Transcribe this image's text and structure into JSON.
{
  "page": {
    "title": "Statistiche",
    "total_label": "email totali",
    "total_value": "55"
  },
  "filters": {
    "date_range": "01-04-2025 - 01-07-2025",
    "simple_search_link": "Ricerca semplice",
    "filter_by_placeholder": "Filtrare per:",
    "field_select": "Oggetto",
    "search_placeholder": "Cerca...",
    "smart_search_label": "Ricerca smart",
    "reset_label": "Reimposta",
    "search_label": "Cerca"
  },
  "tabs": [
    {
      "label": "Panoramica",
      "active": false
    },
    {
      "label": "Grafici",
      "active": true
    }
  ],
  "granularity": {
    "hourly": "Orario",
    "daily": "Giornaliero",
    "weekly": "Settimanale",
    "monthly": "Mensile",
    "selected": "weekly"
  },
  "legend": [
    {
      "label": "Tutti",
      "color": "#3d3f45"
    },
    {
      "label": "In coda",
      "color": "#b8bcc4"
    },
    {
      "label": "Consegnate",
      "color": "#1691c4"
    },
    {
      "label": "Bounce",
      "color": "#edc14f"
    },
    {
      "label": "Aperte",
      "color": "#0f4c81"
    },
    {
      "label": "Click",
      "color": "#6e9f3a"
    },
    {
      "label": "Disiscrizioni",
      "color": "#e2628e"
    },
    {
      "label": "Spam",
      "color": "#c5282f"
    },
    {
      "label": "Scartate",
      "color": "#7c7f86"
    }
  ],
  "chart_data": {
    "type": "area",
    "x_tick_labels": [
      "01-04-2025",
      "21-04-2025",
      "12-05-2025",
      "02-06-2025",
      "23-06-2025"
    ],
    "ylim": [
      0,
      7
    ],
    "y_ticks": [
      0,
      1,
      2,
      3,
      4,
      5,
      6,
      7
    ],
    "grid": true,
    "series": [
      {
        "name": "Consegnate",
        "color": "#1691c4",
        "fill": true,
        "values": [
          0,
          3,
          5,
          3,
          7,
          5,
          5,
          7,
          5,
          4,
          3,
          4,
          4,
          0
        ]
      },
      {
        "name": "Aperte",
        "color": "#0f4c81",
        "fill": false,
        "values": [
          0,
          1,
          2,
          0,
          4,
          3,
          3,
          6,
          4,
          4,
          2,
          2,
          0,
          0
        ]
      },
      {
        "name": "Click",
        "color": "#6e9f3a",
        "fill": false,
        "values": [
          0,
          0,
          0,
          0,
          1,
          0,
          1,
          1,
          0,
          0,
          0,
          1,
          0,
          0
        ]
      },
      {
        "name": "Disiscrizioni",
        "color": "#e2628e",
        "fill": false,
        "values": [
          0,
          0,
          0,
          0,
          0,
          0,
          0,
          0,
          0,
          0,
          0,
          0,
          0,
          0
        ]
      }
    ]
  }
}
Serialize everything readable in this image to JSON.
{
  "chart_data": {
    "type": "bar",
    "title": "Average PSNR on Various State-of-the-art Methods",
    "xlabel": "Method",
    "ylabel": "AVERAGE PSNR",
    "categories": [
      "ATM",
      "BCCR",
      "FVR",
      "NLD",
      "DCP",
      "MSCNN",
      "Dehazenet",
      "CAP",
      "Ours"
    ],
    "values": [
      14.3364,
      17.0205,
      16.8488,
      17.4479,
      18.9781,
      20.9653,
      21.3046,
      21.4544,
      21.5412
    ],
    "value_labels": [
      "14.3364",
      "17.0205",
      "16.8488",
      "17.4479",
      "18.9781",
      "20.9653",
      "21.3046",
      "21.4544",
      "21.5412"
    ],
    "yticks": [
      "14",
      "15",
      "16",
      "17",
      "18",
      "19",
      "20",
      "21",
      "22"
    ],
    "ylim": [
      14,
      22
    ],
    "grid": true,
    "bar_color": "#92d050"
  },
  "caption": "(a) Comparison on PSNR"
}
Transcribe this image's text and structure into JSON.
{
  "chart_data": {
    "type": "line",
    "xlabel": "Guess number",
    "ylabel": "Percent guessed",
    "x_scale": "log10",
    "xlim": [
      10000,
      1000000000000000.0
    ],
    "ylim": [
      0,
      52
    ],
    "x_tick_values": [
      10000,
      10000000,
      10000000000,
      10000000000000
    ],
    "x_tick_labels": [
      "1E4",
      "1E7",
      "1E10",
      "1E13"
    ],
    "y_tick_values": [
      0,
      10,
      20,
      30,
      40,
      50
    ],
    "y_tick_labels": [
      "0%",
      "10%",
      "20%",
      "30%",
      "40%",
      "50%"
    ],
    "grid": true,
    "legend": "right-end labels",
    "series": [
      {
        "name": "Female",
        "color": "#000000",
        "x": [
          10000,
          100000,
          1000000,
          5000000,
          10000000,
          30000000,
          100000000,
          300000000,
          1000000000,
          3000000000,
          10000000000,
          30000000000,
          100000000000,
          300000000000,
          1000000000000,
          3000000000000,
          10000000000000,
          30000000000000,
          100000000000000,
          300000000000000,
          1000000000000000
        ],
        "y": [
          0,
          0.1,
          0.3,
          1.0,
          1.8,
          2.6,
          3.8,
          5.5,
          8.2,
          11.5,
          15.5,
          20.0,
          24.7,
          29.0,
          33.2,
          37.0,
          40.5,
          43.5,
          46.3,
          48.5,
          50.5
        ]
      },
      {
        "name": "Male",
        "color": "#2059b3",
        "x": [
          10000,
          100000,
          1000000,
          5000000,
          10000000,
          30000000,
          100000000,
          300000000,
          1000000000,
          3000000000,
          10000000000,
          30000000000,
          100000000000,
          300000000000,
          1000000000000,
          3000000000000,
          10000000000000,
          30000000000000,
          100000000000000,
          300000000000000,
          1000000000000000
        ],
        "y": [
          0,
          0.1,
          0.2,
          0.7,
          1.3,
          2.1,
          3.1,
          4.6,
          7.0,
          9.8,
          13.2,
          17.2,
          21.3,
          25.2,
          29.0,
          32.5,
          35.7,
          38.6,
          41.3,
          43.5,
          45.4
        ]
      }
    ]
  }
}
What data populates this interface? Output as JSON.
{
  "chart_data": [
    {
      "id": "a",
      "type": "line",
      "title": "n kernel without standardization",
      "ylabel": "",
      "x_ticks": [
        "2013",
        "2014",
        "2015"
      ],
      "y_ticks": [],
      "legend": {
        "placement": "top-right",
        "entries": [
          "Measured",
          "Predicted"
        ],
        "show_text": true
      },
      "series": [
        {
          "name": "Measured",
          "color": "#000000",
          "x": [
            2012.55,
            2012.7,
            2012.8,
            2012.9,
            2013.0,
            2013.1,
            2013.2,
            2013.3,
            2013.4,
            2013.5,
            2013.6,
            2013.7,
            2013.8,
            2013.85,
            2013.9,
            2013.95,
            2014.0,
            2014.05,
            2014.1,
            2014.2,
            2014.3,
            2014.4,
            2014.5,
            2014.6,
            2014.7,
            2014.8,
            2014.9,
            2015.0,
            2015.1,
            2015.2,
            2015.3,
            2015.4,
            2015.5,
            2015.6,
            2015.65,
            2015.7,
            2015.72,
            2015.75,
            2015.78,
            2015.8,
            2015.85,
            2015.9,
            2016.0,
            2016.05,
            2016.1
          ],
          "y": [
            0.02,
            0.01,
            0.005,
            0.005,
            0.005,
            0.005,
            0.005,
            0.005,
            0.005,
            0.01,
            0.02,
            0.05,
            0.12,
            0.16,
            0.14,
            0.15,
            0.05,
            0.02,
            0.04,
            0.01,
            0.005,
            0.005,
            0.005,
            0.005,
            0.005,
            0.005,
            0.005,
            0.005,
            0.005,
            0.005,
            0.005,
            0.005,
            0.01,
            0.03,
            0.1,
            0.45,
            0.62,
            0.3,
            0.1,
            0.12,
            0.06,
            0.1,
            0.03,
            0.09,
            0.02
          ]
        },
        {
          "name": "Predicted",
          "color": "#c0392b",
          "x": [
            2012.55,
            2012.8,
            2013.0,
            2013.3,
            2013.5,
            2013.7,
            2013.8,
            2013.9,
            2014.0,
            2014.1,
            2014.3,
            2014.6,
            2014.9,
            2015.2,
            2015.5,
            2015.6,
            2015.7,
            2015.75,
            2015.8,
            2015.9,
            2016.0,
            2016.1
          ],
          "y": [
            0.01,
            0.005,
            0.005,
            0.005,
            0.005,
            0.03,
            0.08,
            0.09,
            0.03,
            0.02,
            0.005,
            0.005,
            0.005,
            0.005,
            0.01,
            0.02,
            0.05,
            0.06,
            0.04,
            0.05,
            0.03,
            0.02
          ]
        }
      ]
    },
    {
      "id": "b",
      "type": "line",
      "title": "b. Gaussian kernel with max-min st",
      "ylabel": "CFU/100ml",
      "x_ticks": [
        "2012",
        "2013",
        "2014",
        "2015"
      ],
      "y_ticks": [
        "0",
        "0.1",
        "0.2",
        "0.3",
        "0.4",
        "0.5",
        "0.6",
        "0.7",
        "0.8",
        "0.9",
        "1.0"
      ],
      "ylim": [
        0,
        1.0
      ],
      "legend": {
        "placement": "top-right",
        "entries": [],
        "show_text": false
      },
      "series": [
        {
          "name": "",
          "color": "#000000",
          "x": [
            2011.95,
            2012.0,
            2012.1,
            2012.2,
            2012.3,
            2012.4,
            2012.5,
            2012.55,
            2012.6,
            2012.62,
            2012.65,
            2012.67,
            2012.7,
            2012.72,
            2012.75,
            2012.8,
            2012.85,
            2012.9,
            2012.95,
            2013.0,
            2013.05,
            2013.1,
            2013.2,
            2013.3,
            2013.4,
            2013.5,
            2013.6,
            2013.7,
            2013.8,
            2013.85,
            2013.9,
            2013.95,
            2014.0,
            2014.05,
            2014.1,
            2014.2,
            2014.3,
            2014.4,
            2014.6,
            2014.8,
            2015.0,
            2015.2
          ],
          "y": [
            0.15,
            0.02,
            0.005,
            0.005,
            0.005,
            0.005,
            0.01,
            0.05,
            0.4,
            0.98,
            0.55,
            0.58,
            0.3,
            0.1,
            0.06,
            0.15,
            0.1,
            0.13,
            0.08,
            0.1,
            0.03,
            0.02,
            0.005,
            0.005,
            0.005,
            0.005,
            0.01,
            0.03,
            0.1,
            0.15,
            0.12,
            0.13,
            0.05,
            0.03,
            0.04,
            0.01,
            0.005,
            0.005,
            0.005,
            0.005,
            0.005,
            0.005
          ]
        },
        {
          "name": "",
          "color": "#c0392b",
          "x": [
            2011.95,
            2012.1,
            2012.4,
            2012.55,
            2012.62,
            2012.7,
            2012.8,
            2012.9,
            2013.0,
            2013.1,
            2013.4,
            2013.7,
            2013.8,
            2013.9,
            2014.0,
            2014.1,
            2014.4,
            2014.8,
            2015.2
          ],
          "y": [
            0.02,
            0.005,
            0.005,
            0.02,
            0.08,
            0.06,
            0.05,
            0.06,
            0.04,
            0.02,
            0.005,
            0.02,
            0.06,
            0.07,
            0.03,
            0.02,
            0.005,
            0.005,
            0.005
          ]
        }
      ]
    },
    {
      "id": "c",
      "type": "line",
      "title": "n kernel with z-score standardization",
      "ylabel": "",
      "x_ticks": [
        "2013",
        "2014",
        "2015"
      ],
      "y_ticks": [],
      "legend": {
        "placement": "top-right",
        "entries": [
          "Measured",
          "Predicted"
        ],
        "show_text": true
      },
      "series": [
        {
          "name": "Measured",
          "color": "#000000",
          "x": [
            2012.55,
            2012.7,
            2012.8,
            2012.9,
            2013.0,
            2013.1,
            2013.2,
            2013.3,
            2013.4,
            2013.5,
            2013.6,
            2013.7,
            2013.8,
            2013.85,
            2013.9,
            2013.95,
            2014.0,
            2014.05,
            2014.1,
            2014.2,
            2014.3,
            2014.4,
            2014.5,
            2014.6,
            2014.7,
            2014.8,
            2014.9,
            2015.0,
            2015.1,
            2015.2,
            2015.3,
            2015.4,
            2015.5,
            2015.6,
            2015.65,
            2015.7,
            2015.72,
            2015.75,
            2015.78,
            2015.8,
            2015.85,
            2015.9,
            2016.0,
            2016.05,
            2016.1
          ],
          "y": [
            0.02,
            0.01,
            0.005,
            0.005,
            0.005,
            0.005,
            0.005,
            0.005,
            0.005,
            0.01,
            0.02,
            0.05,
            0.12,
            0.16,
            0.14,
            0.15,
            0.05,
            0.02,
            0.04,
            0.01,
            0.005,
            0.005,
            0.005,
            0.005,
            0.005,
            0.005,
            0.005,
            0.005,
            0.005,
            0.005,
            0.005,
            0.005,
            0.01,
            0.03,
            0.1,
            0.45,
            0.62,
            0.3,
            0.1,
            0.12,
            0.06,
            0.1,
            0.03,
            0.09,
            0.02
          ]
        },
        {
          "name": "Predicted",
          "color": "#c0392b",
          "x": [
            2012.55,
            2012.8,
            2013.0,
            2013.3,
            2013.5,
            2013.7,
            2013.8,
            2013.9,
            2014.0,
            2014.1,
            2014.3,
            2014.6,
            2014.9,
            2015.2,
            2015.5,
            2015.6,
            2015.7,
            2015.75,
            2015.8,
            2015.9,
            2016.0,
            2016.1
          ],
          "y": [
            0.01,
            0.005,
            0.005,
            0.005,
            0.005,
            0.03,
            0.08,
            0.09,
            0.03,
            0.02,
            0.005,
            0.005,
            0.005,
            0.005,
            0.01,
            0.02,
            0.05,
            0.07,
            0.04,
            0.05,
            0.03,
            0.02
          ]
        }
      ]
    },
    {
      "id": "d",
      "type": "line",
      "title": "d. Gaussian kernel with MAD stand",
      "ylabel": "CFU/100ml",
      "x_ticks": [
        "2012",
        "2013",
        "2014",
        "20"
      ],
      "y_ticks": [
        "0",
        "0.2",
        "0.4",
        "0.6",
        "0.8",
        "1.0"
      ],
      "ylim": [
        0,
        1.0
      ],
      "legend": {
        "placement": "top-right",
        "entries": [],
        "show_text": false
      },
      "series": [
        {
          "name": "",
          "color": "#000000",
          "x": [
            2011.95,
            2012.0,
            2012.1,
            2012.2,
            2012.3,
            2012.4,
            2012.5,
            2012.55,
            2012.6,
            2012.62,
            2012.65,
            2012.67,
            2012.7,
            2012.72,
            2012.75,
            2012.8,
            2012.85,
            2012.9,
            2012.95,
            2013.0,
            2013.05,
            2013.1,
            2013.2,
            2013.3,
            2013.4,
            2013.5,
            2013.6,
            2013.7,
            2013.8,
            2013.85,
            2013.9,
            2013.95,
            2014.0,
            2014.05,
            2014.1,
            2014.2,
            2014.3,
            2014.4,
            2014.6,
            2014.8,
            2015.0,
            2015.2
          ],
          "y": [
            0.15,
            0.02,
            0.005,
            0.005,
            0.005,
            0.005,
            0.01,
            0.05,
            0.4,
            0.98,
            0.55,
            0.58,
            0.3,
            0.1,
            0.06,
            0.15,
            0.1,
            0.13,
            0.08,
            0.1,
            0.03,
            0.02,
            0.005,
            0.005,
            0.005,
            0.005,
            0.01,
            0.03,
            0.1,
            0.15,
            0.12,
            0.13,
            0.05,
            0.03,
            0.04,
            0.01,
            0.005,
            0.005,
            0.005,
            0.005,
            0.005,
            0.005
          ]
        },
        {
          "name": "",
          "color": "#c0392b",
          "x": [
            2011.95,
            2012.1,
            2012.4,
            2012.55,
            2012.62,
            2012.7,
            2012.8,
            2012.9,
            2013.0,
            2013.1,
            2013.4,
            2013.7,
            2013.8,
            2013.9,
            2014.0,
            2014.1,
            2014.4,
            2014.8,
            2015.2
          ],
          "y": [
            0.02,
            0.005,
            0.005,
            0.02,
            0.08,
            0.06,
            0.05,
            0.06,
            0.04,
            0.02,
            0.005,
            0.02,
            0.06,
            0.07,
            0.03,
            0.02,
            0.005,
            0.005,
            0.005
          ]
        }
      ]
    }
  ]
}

———

→ Task prompt:
Which lines contain "Gaussian"? Copy each of them out.

→ Answer to the exercise:
      "title": "b. Gaussian kernel with max-min st",
      "title": "d. Gaussian kernel with MAD stand",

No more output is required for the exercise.